- [Aim] Copy, from the entries below, each line in which the string "text" appears.

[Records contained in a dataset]
::::

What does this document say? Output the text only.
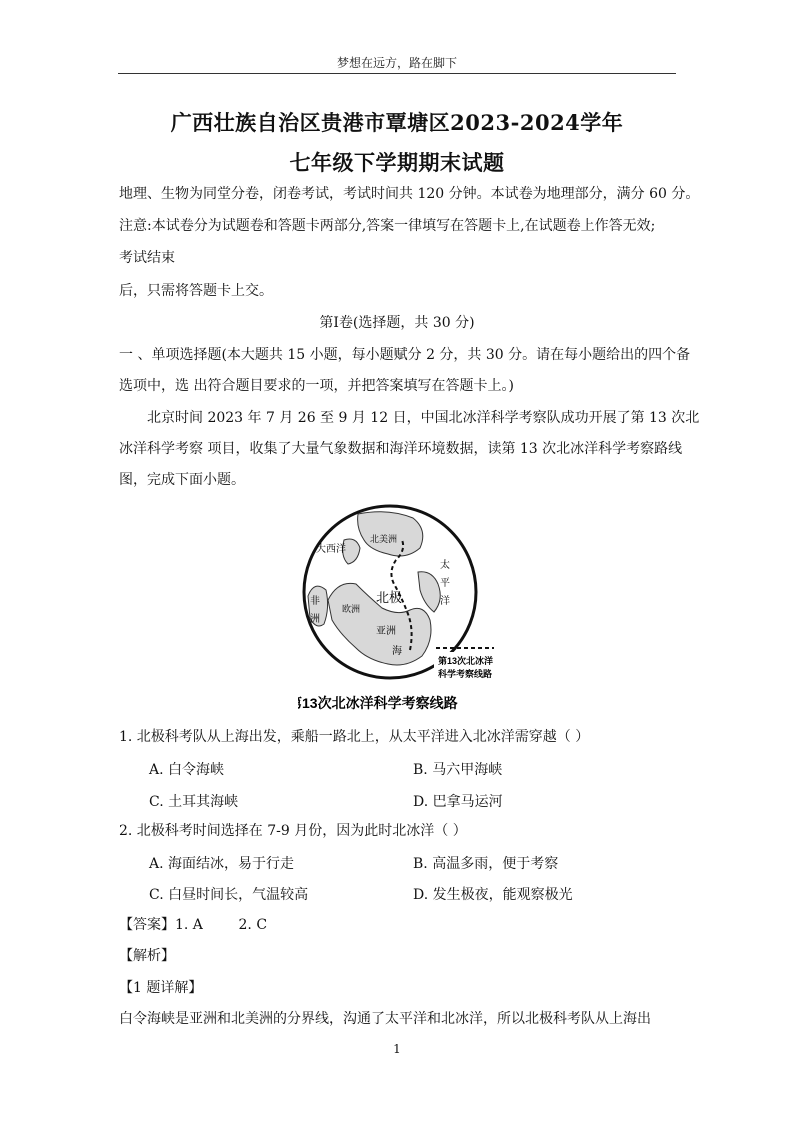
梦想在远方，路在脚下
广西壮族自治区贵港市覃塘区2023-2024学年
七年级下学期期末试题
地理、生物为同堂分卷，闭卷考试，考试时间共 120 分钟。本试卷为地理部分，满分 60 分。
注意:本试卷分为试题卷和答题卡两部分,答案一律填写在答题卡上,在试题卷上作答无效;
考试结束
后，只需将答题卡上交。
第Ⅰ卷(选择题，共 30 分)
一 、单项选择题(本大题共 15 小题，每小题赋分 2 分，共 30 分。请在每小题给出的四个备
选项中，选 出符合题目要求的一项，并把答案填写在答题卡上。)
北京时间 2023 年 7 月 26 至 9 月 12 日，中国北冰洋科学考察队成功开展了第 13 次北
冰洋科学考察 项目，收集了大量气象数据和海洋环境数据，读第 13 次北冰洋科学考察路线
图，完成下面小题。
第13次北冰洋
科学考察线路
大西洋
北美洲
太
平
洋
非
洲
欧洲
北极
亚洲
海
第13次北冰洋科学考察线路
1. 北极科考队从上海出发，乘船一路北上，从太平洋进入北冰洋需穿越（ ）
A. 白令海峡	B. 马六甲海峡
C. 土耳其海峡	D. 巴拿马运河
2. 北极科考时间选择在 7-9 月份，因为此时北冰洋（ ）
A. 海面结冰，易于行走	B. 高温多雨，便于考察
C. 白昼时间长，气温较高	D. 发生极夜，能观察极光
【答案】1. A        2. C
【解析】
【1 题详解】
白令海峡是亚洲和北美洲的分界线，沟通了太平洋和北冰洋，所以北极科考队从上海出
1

::::

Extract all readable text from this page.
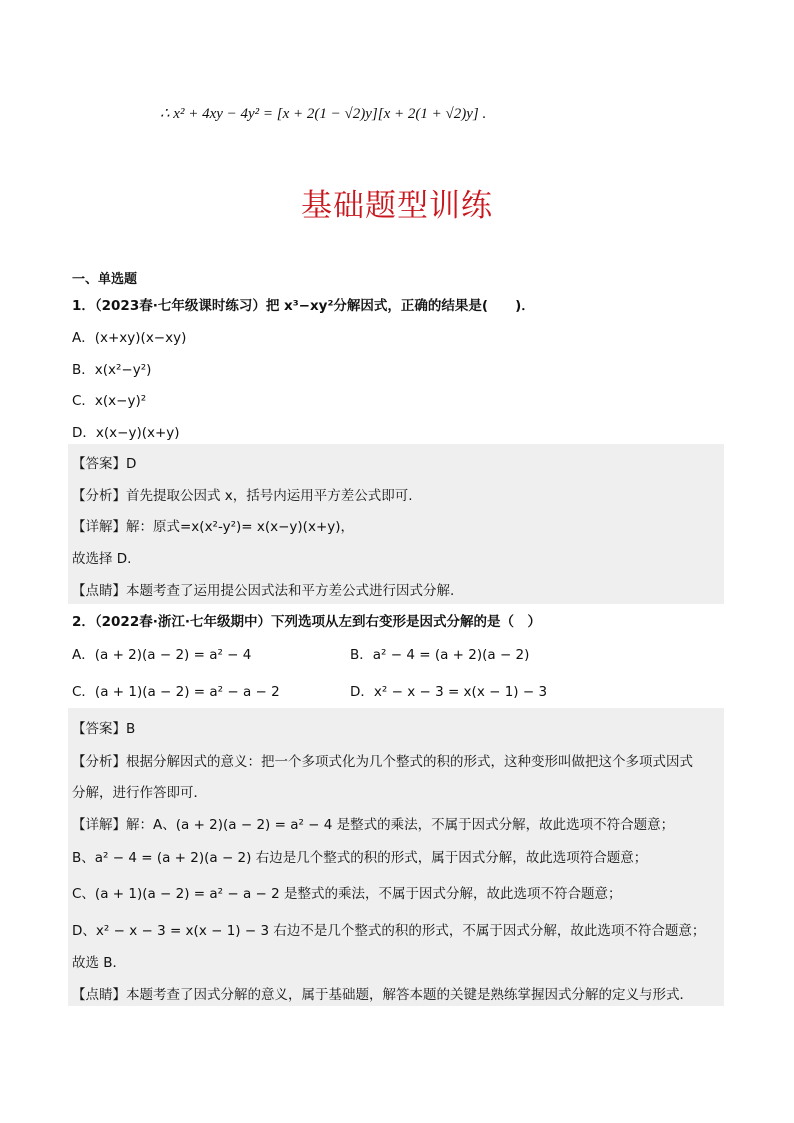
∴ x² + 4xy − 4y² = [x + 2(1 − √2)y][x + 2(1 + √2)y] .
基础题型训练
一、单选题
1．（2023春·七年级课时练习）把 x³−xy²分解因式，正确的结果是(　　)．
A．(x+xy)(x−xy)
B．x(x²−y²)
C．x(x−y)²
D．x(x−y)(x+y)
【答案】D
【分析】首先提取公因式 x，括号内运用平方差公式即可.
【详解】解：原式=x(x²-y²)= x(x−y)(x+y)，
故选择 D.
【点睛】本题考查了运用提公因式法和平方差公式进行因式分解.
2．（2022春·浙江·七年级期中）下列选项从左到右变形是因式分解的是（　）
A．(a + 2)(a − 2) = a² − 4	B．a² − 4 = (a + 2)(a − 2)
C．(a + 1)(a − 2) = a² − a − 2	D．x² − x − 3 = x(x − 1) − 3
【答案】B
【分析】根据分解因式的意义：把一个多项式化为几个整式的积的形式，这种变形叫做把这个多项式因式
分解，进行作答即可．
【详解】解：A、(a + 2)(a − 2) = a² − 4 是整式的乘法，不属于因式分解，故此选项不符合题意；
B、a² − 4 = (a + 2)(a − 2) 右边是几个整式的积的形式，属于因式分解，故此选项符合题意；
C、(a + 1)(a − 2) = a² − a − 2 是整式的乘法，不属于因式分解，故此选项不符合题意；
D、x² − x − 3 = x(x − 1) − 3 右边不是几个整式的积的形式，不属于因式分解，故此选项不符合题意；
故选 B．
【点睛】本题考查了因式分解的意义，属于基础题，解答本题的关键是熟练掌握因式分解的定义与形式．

::::

- [Result below]
What does this document say? Output the text only.
Extract all readable text from this page.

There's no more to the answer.